● **What to produce**
Leave out the images and repeat the listing below without a single change.

+++

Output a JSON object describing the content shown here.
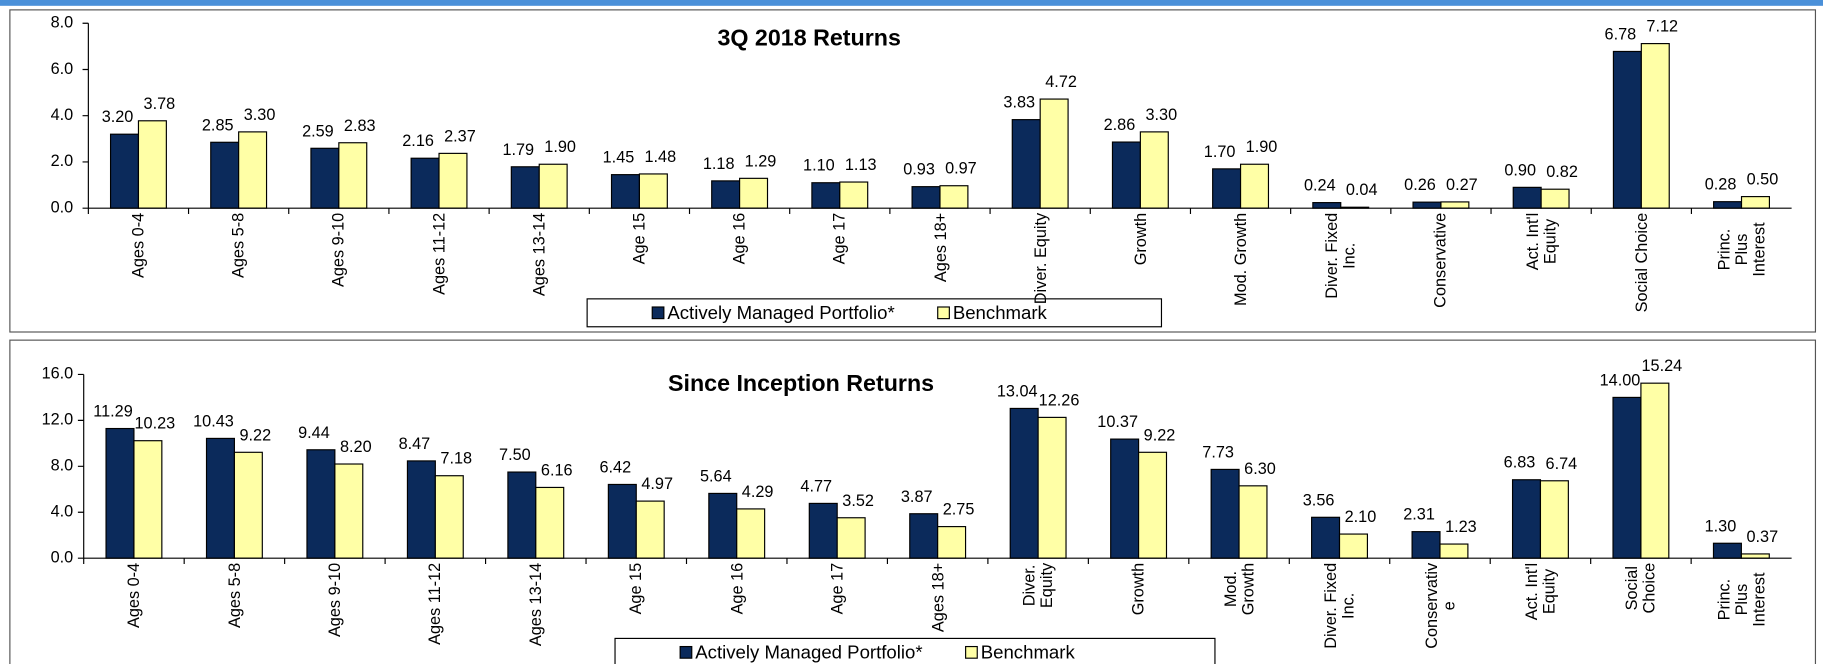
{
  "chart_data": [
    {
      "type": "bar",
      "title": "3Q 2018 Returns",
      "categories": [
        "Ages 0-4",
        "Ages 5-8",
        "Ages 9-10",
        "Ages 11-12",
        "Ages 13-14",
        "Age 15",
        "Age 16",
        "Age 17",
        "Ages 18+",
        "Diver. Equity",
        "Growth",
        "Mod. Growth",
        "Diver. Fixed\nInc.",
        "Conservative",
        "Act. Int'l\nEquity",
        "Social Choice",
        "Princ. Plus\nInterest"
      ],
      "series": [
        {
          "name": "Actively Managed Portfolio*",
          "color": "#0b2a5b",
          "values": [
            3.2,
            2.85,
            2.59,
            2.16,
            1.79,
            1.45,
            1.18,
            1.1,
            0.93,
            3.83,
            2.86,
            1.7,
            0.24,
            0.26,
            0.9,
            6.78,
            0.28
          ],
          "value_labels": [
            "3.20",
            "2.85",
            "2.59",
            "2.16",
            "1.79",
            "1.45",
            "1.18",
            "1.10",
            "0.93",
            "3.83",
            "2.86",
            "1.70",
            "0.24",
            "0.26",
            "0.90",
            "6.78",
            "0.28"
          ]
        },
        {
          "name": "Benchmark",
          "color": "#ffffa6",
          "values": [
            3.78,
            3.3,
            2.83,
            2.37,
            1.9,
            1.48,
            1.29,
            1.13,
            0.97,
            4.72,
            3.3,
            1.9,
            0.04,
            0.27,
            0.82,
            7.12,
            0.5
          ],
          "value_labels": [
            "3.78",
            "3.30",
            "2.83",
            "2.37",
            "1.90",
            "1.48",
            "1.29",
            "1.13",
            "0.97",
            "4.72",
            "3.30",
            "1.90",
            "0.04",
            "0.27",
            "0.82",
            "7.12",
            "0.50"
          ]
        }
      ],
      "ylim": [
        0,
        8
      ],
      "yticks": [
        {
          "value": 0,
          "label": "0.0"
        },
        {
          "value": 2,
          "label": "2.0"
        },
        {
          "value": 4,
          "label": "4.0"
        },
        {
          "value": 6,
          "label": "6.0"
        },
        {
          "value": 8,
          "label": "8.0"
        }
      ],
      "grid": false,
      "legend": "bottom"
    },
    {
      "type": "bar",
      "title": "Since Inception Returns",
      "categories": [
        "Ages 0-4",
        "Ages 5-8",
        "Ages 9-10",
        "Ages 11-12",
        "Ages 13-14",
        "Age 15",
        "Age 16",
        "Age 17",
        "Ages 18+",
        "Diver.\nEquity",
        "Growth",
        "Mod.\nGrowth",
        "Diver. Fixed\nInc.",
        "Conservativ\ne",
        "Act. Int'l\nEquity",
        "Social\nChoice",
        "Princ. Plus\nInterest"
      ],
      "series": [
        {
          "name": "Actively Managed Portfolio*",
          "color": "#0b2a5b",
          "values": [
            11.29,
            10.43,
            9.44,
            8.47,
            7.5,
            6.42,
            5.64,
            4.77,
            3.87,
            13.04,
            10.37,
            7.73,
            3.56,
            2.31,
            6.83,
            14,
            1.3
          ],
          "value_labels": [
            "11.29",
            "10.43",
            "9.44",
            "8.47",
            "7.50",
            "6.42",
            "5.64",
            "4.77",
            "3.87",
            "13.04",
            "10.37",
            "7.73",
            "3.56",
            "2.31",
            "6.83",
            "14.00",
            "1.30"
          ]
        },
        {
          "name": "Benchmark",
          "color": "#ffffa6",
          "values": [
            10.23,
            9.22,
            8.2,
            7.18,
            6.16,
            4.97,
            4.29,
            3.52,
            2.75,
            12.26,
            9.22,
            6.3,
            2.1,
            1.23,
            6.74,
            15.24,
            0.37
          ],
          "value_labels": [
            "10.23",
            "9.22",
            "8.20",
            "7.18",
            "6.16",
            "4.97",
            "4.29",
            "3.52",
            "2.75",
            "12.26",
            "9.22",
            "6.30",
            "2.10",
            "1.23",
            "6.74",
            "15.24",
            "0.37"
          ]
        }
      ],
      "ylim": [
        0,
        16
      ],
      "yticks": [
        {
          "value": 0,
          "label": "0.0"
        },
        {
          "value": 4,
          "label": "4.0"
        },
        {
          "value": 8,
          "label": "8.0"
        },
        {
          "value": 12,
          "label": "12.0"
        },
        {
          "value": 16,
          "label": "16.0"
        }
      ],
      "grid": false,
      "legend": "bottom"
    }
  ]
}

+++

● **The completed task**
Output a JSON object describing the content shown here.
{
  "chart_data": [
    {
      "type": "bar",
      "title": "3Q 2018 Returns",
      "categories": [
        "Ages 0-4",
        "Ages 5-8",
        "Ages 9-10",
        "Ages 11-12",
        "Ages 13-14",
        "Age 15",
        "Age 16",
        "Age 17",
        "Ages 18+",
        "Diver. Equity",
        "Growth",
        "Mod. Growth",
        "Diver. Fixed\nInc.",
        "Conservative",
        "Act. Int'l\nEquity",
        "Social Choice",
        "Princ. Plus\nInterest"
      ],
      "series": [
        {
          "name": "Actively Managed Portfolio*",
          "color": "#0b2a5b",
          "values": [
            3.2,
            2.85,
            2.59,
            2.16,
            1.79,
            1.45,
            1.18,
            1.1,
            0.93,
            3.83,
            2.86,
            1.7,
            0.24,
            0.26,
            0.9,
            6.78,
            0.28
          ],
          "value_labels": [
            "3.20",
            "2.85",
            "2.59",
            "2.16",
            "1.79",
            "1.45",
            "1.18",
            "1.10",
            "0.93",
            "3.83",
            "2.86",
            "1.70",
            "0.24",
            "0.26",
            "0.90",
            "6.78",
            "0.28"
          ]
        },
        {
          "name": "Benchmark",
          "color": "#ffffa6",
          "values": [
            3.78,
            3.3,
            2.83,
            2.37,
            1.9,
            1.48,
            1.29,
            1.13,
            0.97,
            4.72,
            3.3,
            1.9,
            0.04,
            0.27,
            0.82,
            7.12,
            0.5
          ],
          "value_labels": [
            "3.78",
            "3.30",
            "2.83",
            "2.37",
            "1.90",
            "1.48",
            "1.29",
            "1.13",
            "0.97",
            "4.72",
            "3.30",
            "1.90",
            "0.04",
            "0.27",
            "0.82",
            "7.12",
            "0.50"
          ]
        }
      ],
      "ylim": [
        0,
        8
      ],
      "yticks": [
        {
          "value": 0,
          "label": "0.0"
        },
        {
          "value": 2,
          "label": "2.0"
        },
        {
          "value": 4,
          "label": "4.0"
        },
        {
          "value": 6,
          "label": "6.0"
        },
        {
          "value": 8,
          "label": "8.0"
        }
      ],
      "grid": false,
      "legend": "bottom"
    },
    {
      "type": "bar",
      "title": "Since Inception Returns",
      "categories": [
        "Ages 0-4",
        "Ages 5-8",
        "Ages 9-10",
        "Ages 11-12",
        "Ages 13-14",
        "Age 15",
        "Age 16",
        "Age 17",
        "Ages 18+",
        "Diver.\nEquity",
        "Growth",
        "Mod.\nGrowth",
        "Diver. Fixed\nInc.",
        "Conservativ\ne",
        "Act. Int'l\nEquity",
        "Social\nChoice",
        "Princ. Plus\nInterest"
      ],
      "series": [
        {
          "name": "Actively Managed Portfolio*",
          "color": "#0b2a5b",
          "values": [
            11.29,
            10.43,
            9.44,
            8.47,
            7.5,
            6.42,
            5.64,
            4.77,
            3.87,
            13.04,
            10.37,
            7.73,
            3.56,
            2.31,
            6.83,
            14,
            1.3
          ],
          "value_labels": [
            "11.29",
            "10.43",
            "9.44",
            "8.47",
            "7.50",
            "6.42",
            "5.64",
            "4.77",
            "3.87",
            "13.04",
            "10.37",
            "7.73",
            "3.56",
            "2.31",
            "6.83",
            "14.00",
            "1.30"
          ]
        },
        {
          "name": "Benchmark",
          "color": "#ffffa6",
          "values": [
            10.23,
            9.22,
            8.2,
            7.18,
            6.16,
            4.97,
            4.29,
            3.52,
            2.75,
            12.26,
            9.22,
            6.3,
            2.1,
            1.23,
            6.74,
            15.24,
            0.37
          ],
          "value_labels": [
            "10.23",
            "9.22",
            "8.20",
            "7.18",
            "6.16",
            "4.97",
            "4.29",
            "3.52",
            "2.75",
            "12.26",
            "9.22",
            "6.30",
            "2.10",
            "1.23",
            "6.74",
            "15.24",
            "0.37"
          ]
        }
      ],
      "ylim": [
        0,
        16
      ],
      "yticks": [
        {
          "value": 0,
          "label": "0.0"
        },
        {
          "value": 4,
          "label": "4.0"
        },
        {
          "value": 8,
          "label": "8.0"
        },
        {
          "value": 12,
          "label": "12.0"
        },
        {
          "value": 16,
          "label": "16.0"
        }
      ],
      "grid": false,
      "legend": "bottom"
    }
  ]
}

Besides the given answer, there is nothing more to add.